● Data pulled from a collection
···
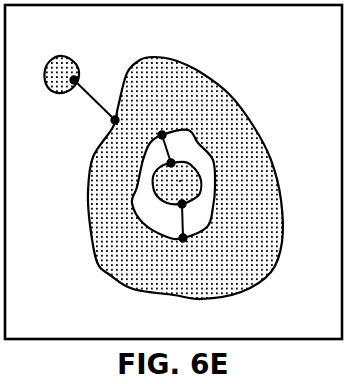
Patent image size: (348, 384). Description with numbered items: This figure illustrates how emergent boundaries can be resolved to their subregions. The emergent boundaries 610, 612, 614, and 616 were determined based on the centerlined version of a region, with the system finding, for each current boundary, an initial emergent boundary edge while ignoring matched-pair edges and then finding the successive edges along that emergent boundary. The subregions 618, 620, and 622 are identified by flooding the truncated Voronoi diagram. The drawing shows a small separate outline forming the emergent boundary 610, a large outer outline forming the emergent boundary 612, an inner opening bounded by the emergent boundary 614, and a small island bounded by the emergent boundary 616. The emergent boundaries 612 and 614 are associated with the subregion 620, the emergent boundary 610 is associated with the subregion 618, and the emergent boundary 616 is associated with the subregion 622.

The emergent boundary 610 is at (55, 92).
The emergent boundary 612 is at (256, 128).
The emergent boundary 614 is at (131, 198).
The emergent boundary 616 is at (199, 196).
The subregion 618 is at (71, 70).
The subregion 620 is at (185, 178).
The subregion 622 is at (181, 181).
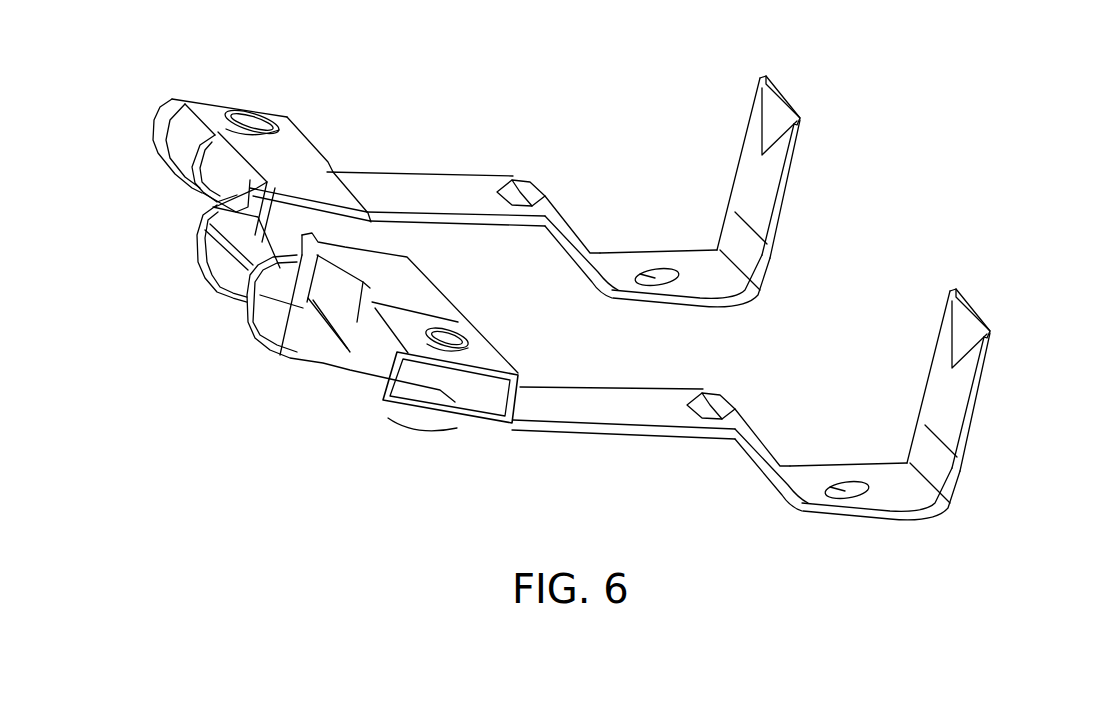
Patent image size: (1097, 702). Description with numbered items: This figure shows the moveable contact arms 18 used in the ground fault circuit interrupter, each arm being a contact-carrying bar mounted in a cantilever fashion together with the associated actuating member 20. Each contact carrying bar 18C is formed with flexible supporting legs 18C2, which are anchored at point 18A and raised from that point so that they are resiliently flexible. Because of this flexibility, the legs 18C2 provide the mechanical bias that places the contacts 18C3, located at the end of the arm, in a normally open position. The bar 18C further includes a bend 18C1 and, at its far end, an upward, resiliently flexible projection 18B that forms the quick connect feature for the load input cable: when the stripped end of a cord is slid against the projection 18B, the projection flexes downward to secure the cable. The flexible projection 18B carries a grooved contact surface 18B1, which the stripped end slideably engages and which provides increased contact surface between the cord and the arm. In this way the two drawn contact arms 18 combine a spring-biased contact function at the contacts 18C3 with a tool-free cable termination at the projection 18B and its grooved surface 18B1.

The moveable contact arms 18 is at (260, 393).
The actuating member 20 is at (290, 162).
The anchor point 18A is at (636, 250).
The flexible projection 18B is at (781, 86).
The grooved contact surface 18B1 is at (798, 119).
The contact carrying bar 18C is at (711, 324).
The bend 18C1 is at (536, 187).
The flexible supporting legs 18C2 is at (433, 172).
The contacts 18C3 is at (412, 422).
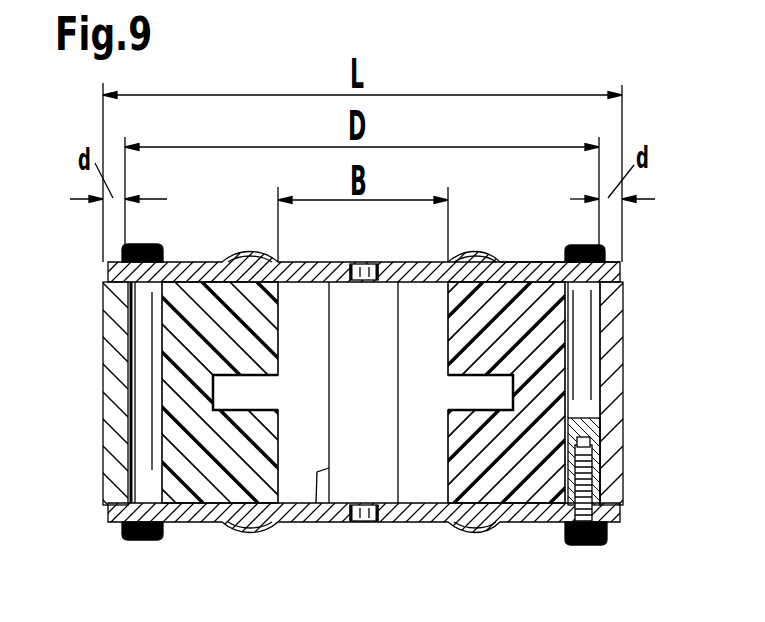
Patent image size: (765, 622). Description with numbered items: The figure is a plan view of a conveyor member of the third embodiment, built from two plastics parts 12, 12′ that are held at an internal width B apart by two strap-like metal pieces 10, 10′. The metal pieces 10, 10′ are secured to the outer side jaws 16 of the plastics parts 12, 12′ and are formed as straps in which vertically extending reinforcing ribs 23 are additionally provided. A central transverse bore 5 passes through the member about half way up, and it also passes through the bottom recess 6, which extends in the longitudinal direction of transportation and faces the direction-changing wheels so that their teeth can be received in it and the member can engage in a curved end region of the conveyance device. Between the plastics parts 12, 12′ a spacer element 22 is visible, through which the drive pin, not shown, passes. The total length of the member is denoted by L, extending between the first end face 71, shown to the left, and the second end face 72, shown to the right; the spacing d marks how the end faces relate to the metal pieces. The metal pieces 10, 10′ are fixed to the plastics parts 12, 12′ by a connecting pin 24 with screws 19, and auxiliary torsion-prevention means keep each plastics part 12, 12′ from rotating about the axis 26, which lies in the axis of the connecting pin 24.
···
● Job
Quote everything from the start of the items down to the line that contains "The subregion 622 is at (181, 181).", leaving the pictures out of your answer.

● Result
Patent image size: (348, 384). Description with numbered items: This figure illustrates how emergent boundaries can be resolved to their subregions. The emergent boundaries 610, 612, 614, and 616 were determined based on the centerlined version of a region, with the system finding, for each current boundary, an initial emergent boundary edge while ignoring matched-pair edges and then finding the successive edges along that emergent boundary. The subregions 618, 620, and 622 are identified by flooding the truncated Voronoi diagram. The drawing shows a small separate outline forming the emergent boundary 610, a large outer outline forming the emergent boundary 612, an inner opening bounded by the emergent boundary 614, and a small island bounded by the emergent boundary 616. The emergent boundaries 612 and 614 are associated with the subregion 620, the emergent boundary 610 is associated with the subregion 618, and the emergent boundary 616 is associated with the subregion 622.

The emergent boundary 610 is at (55, 92).
The emergent boundary 612 is at (256, 128).
The emergent boundary 614 is at (131, 198).
The emergent boundary 616 is at (199, 196).
The subregion 618 is at (71, 70).
The subregion 620 is at (185, 178).
The subregion 622 is at (181, 181).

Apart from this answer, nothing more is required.